REQUIREMENTS =
Your task is to repeat all of the data exactly while excluding the pictures.

GIVEN DATA =
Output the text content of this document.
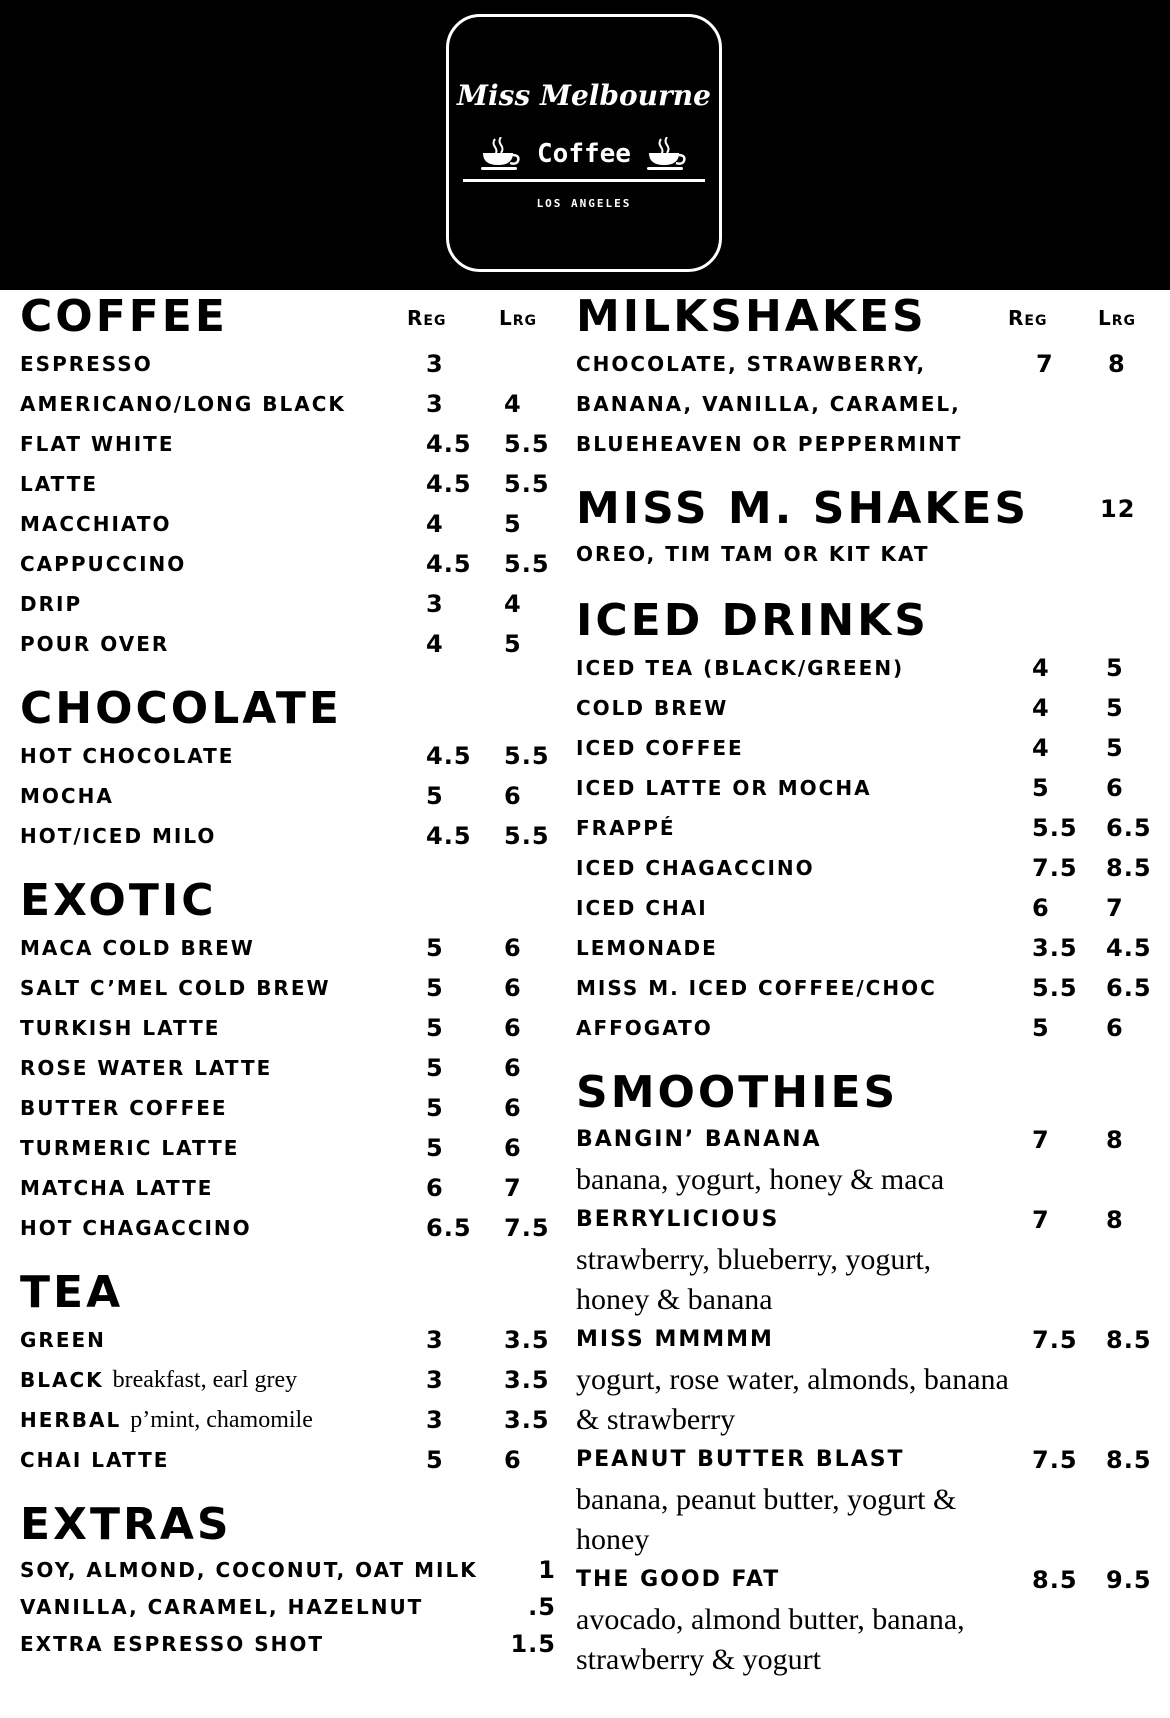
Miss Melbourne
Coffee
LOS ANGELES
COFFEE	Reg	Lrg
ESPRESSO	3
AMERICANO/LONG BLACK	3	4
FLAT WHITE	4.5 5.5
LATTE	4.5 5.5
MACCHIATO	4	5
CAPPUCCINO	4.5 5.5
DRIP	3	4
POUR OVER	4	5
CHOCOLATE
HOT CHOCOLATE	4.5 5.5
MOCHA	5	6
HOT/ICED MILO	4.5 5.5
EXOTIC
MACA COLD BREW	5	6
SALT C’MEL COLD BREW	5	6
TURKISH LATTE	5	6
ROSE WATER LATTE	5	6
BUTTER COFFEE	5	6
TURMERIC LATTE	5	6
MATCHA LATTE	6	7
HOT CHAGACCINO	6.5 7.5
TEA
GREEN	3	3.5
BLACK breakfast, earl grey	3	3.5
HERBAL p’mint, chamomile	3	3.5
CHAI LATTE	5	6
EXTRAS
SOY, ALMOND, COCONUT, OAT MILK	1
VANILLA, CARAMEL, HAZELNUT	.5
EXTRA ESPRESSO SHOT	1.5
MILKSHAKES	Reg	Lrg
CHOCOLATE, STRAWBERRY,	7 8
BANANA, VANILLA, CARAMEL,
BLUEHEAVEN OR PEPPERMINT
MISS M. SHAKES	12
OREO, TIM TAM OR KIT KAT
ICED DRINKS
ICED TEA (BLACK/GREEN)	4 5
COLD BREW	4 5
ICED COFFEE	4 5
ICED LATTE OR MOCHA	5 6
FRAPPÉ	5.5 6.5
ICED CHAGACCINO	7.5 8.5
ICED CHAI	6 7
LEMONADE	3.5 4.5
MISS M. ICED COFFEE/CHOC	5.5 6.5
AFFOGATO	5 6
SMOOTHIES
BANGIN’ BANANA	7 8

banana, yogurt, honey & maca

BERRYLICIOUS	7 8

strawberry, blueberry, yogurt,

honey & banana

MISS MMMMM	7.5 8.5

yogurt, rose water, almonds, banana

& strawberry

PEANUT BUTTER BLAST	7.5 8.5

banana, peanut butter, yogurt &

honey

THE GOOD FAT	8.5 9.5

avocado, almond butter, banana,

strawberry & yogurt
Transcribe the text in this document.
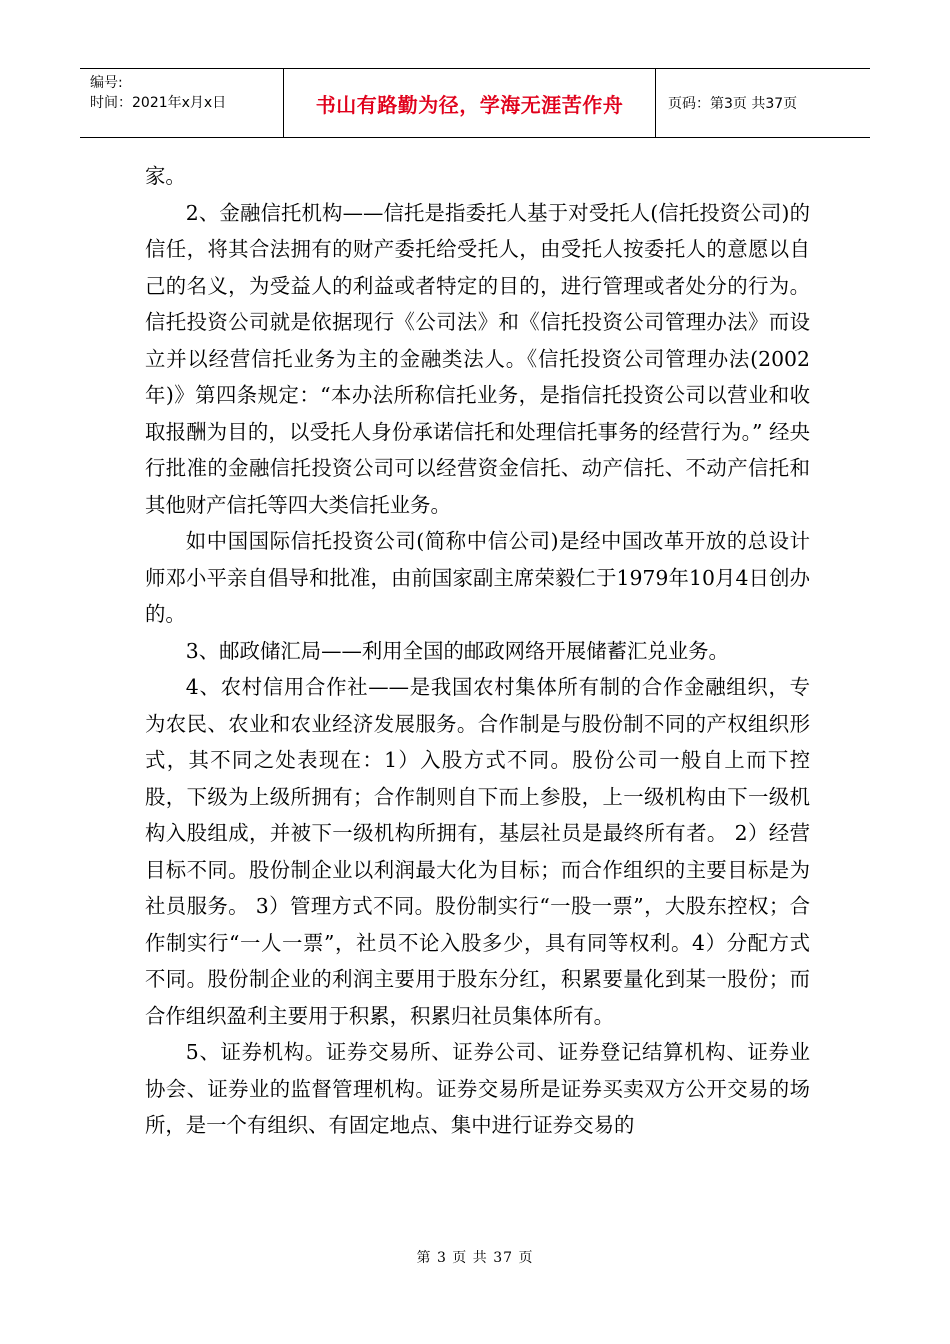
编号:
时间：2021年x月x日	书山有路勤为径，学海无涯苦作舟	页码：第3页 共37页

家。

2、金融信托机构——信托是指委托人基于对受托人(信托投资公司)的信任，将其合法拥有的财产委托给受托人，由受托人按委托人的意愿以自己的名义，为受益人的利益或者特定的目的，进行管理或者处分的行为。信托投资公司就是依据现行《公司法》和《信托投资公司管理办法》而设立并以经营信托业务为主的金融类法人。《信托投资公司管理办法(2002年)》第四条规定：“本办法所称信托业务，是指信托投资公司以营业和收取报酬为目的，以受托人身份承诺信托和处理信托事务的经营行为。” 经央行批准的金融信托投资公司可以经营资金信托、动产信托、不动产信托和其他财产信托等四大类信托业务。

如中国国际信托投资公司(简称中信公司)是经中国改革开放的总设计师邓小平亲自倡导和批准，由前国家副主席荣毅仁于1979年10月4日创办的。

3、邮政储汇局——利用全国的邮政网络开展储蓄汇兑业务。

4、农村信用合作社——是我国农村集体所有制的合作金融组织，专为农民、农业和农业经济发展服务。合作制是与股份制不同的产权组织形式，其不同之处表现在：1）入股方式不同。股份公司一般自上而下控股，下级为上级所拥有；合作制则自下而上参股，上一级机构由下一级机构入股组成，并被下一级机构所拥有，基层社员是最终所有者。 2）经营目标不同。股份制企业以利润最大化为目标；而合作组织的主要目标是为社员服务。 3）管理方式不同。股份制实行“一股一票”，大股东控权；合作制实行“一人一票”，社员不论入股多少，具有同等权利。4）分配方式不同。股份制企业的利润主要用于股东分红，积累要量化到某一股份；而合作组织盈利主要用于积累，积累归社员集体所有。

5、证券机构。证券交易所、证券公司、证券登记结算机构、证券业协会、证券业的监督管理机构。证券交易所是证券买卖双方公开交易的场所，是一个有组织、有固定地点、集中进行证券交易的

第 3 页 共 37 页
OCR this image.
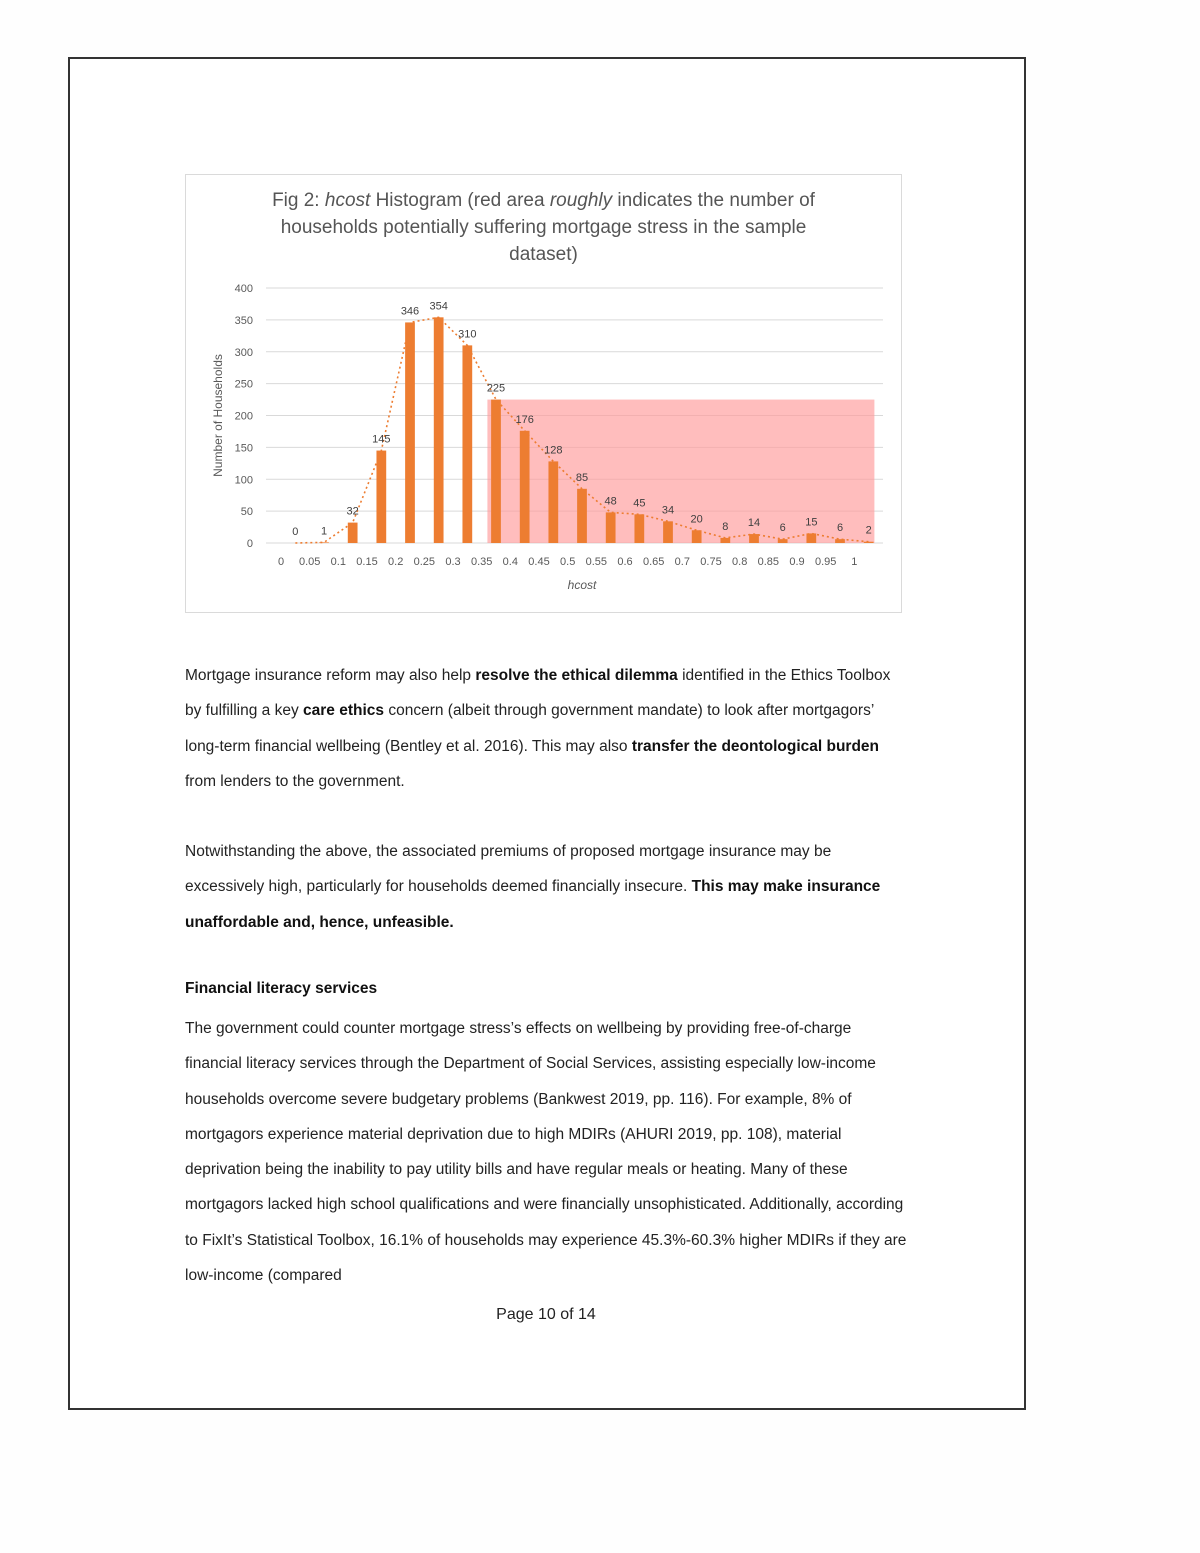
Fig 2: hcost Histogram (red area roughly indicates the number of households potentially suffering mortgage stress in the sample dataset)
0
50
100
150
200
250
300
350
400
0 1
32
145
346 354
310
225
176
128
85
48 45
34
20
8 14 6 15 6 2
0 0.05 0.1 0.15 0.2 0.25 0.3 0.35 0.4 0.45 0.5 0.55 0.6 0.65 0.7 0.75 0.8 0.85 0.9 0.95 1
hcost
Number of Households

Mortgage insurance reform may also help resolve the ethical dilemma identified in the Ethics Toolbox by fulfilling a key care ethics concern (albeit through government mandate) to look after mortgagors’ long-term financial wellbeing (Bentley et al. 2016). This may also transfer the deontological burden from lenders to the government.

Notwithstanding the above, the associated premiums of proposed mortgage insurance may be excessively high, particularly for households deemed financially insecure. This may make insurance unaffordable and, hence, unfeasible.

Financial literacy services

The government could counter mortgage stress’s effects on wellbeing by providing free-of-charge financial literacy services through the Department of Social Services, assisting especially low-income households overcome severe budgetary problems (Bankwest 2019, pp. 116). For example, 8% of mortgagors experience material deprivation due to high MDIRs (AHURI 2019, pp. 108), material deprivation being the inability to pay utility bills and have regular meals or heating. Many of these mortgagors lacked high school qualifications and were financially unsophisticated. Additionally, according to FixIt’s Statistical Toolbox, 16.1% of households may experience 45.3%-60.3% higher MDIRs if they are low-income (compared

Page 10 of 14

RESPONSE TO THE EXERCISE =
Output the text content of this document.
Miss Melbourne
Coffee
LOS ANGELES
COFFEE	Reg	Lrg
ESPRESSO	3
AMERICANO/LONG BLACK	3	4
FLAT WHITE	4.5 5.5
LATTE	4.5 5.5
MACCHIATO	4	5
CAPPUCCINO	4.5 5.5
DRIP	3	4
POUR OVER	4	5
CHOCOLATE
HOT CHOCOLATE	4.5 5.5
MOCHA	5	6
HOT/ICED MILO	4.5 5.5
EXOTIC
MACA COLD BREW	5	6
SALT C’MEL COLD BREW	5	6
TURKISH LATTE	5	6
ROSE WATER LATTE	5	6
BUTTER COFFEE	5	6
TURMERIC LATTE	5	6
MATCHA LATTE	6	7
HOT CHAGACCINO	6.5 7.5
TEA
GREEN	3	3.5
BLACK breakfast, earl grey	3	3.5
HERBAL p’mint, chamomile	3	3.5
CHAI LATTE	5	6
EXTRAS
SOY, ALMOND, COCONUT, OAT MILK	1
VANILLA, CARAMEL, HAZELNUT	.5
EXTRA ESPRESSO SHOT	1.5
MILKSHAKES	Reg	Lrg
CHOCOLATE, STRAWBERRY,	7 8
BANANA, VANILLA, CARAMEL,
BLUEHEAVEN OR PEPPERMINT
MISS M. SHAKES	12
OREO, TIM TAM OR KIT KAT
ICED DRINKS
ICED TEA (BLACK/GREEN)	4 5
COLD BREW	4 5
ICED COFFEE	4 5
ICED LATTE OR MOCHA	5 6
FRAPPÉ	5.5 6.5
ICED CHAGACCINO	7.5 8.5
ICED CHAI	6 7
LEMONADE	3.5 4.5
MISS M. ICED COFFEE/CHOC	5.5 6.5
AFFOGATO	5 6
SMOOTHIES
BANGIN’ BANANA	7 8

banana, yogurt, honey & maca

BERRYLICIOUS	7 8

strawberry, blueberry, yogurt,

honey & banana

MISS MMMMM	7.5 8.5

yogurt, rose water, almonds, banana

& strawberry

PEANUT BUTTER BLAST	7.5 8.5

banana, peanut butter, yogurt &

honey

THE GOOD FAT	8.5 9.5

avocado, almond butter, banana,

strawberry & yogurt
Transcribe the text in this document.
编号:
时间：2021年x月x日	书山有路勤为径，学海无涯苦作舟	页码：第3页 共37页

家。

2、金融信托机构——信托是指委托人基于对受托人(信托投资公司)的信任，将其合法拥有的财产委托给受托人，由受托人按委托人的意愿以自己的名义，为受益人的利益或者特定的目的，进行管理或者处分的行为。信托投资公司就是依据现行《公司法》和《信托投资公司管理办法》而设立并以经营信托业务为主的金融类法人。《信托投资公司管理办法(2002年)》第四条规定：“本办法所称信托业务，是指信托投资公司以营业和收取报酬为目的，以受托人身份承诺信托和处理信托事务的经营行为。” 经央行批准的金融信托投资公司可以经营资金信托、动产信托、不动产信托和其他财产信托等四大类信托业务。

如中国国际信托投资公司(简称中信公司)是经中国改革开放的总设计师邓小平亲自倡导和批准，由前国家副主席荣毅仁于1979年10月4日创办的。

3、邮政储汇局——利用全国的邮政网络开展储蓄汇兑业务。

4、农村信用合作社——是我国农村集体所有制的合作金融组织，专为农民、农业和农业经济发展服务。合作制是与股份制不同的产权组织形式，其不同之处表现在：1）入股方式不同。股份公司一般自上而下控股，下级为上级所拥有；合作制则自下而上参股，上一级机构由下一级机构入股组成，并被下一级机构所拥有，基层社员是最终所有者。 2）经营目标不同。股份制企业以利润最大化为目标；而合作组织的主要目标是为社员服务。 3）管理方式不同。股份制实行“一股一票”，大股东控权；合作制实行“一人一票”，社员不论入股多少，具有同等权利。4）分配方式不同。股份制企业的利润主要用于股东分红，积累要量化到某一股份；而合作组织盈利主要用于积累，积累归社员集体所有。

5、证券机构。证券交易所、证券公司、证券登记结算机构、证券业协会、证券业的监督管理机构。证券交易所是证券买卖双方公开交易的场所，是一个有组织、有固定地点、集中进行证券交易的

第 3 页 共 37 页
OCR this image.
Fig 2: hcost Histogram (red area roughly indicates the number of households potentially suffering mortgage stress in the sample dataset)
0
50
100
150
200
250
300
350
400
0 1
32
145
346 354
310
225
176
128
85
48 45
34
20
8 14 6 15 6 2
0 0.05 0.1 0.15 0.2 0.25 0.3 0.35 0.4 0.45 0.5 0.55 0.6 0.65 0.7 0.75 0.8 0.85 0.9 0.95 1
hcost
Number of Households

Mortgage insurance reform may also help resolve the ethical dilemma identified in the Ethics Toolbox by fulfilling a key care ethics concern (albeit through government mandate) to look after mortgagors’ long-term financial wellbeing (Bentley et al. 2016). This may also transfer the deontological burden from lenders to the government.

Notwithstanding the above, the associated premiums of proposed mortgage insurance may be excessively high, particularly for households deemed financially insecure. This may make insurance unaffordable and, hence, unfeasible.

Financial literacy services

The government could counter mortgage stress’s effects on wellbeing by providing free-of-charge financial literacy services through the Department of Social Services, assisting especially low-income households overcome severe budgetary problems (Bankwest 2019, pp. 116). For example, 8% of mortgagors experience material deprivation due to high MDIRs (AHURI 2019, pp. 108), material deprivation being the inability to pay utility bills and have regular meals or heating. Many of these mortgagors lacked high school qualifications and were financially unsophisticated. Additionally, according to FixIt’s Statistical Toolbox, 16.1% of households may experience 45.3%-60.3% higher MDIRs if they are low-income (compared

Page 10 of 14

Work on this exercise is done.